Annotated element listings
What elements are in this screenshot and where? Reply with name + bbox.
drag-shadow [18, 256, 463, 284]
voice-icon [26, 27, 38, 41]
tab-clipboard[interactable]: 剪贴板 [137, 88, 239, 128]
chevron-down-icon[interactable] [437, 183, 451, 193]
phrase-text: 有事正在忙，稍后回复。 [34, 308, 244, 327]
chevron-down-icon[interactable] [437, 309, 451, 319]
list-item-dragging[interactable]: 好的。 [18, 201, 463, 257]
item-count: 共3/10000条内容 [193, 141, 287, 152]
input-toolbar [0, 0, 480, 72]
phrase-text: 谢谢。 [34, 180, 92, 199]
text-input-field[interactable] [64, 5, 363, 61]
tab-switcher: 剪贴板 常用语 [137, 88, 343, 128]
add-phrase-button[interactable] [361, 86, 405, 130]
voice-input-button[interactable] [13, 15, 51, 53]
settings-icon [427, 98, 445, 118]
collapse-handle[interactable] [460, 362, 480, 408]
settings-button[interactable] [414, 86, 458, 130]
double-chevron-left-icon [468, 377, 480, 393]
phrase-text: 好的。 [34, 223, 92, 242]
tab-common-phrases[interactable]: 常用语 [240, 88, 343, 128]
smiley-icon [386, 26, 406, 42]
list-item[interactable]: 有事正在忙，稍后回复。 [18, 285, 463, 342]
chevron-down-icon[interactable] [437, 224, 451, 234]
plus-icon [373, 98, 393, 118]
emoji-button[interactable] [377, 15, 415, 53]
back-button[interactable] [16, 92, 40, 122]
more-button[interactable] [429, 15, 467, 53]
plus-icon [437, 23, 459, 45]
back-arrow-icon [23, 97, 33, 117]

WHAT IS NEEDED: Change "chevron-down-icon" to "caret-down-icon" wherever it occurs in the lines above, and give the lines again with nothing else altered.

ANSWER TO THE TASK:
What elements are in this screenshot and where? Reply with name + bbox.
drag-shadow [18, 256, 463, 284]
voice-icon [26, 27, 38, 41]
tab-clipboard[interactable]: 剪贴板 [137, 88, 239, 128]
caret-down-icon[interactable] [437, 183, 451, 193]
phrase-text: 有事正在忙，稍后回复。 [34, 308, 244, 327]
caret-down-icon[interactable] [437, 309, 451, 319]
list-item-dragging[interactable]: 好的。 [18, 201, 463, 257]
item-count: 共3/10000条内容 [193, 141, 287, 152]
input-toolbar [0, 0, 480, 72]
phrase-text: 谢谢。 [34, 180, 92, 199]
text-input-field[interactable] [64, 5, 363, 61]
tab-switcher: 剪贴板 常用语 [137, 88, 343, 128]
add-phrase-button[interactable] [361, 86, 405, 130]
voice-input-button[interactable] [13, 15, 51, 53]
settings-icon [427, 98, 445, 118]
collapse-handle[interactable] [460, 362, 480, 408]
settings-button[interactable] [414, 86, 458, 130]
double-chevron-left-icon [468, 377, 480, 393]
phrase-text: 好的。 [34, 223, 92, 242]
tab-common-phrases[interactable]: 常用语 [240, 88, 343, 128]
smiley-icon [386, 26, 406, 42]
list-item[interactable]: 有事正在忙，稍后回复。 [18, 285, 463, 342]
caret-down-icon[interactable] [437, 224, 451, 234]
plus-icon [373, 98, 393, 118]
emoji-button[interactable] [377, 15, 415, 53]
back-button[interactable] [16, 92, 40, 122]
more-button[interactable] [429, 15, 467, 53]
plus-icon [437, 23, 459, 45]
back-arrow-icon [23, 97, 33, 117]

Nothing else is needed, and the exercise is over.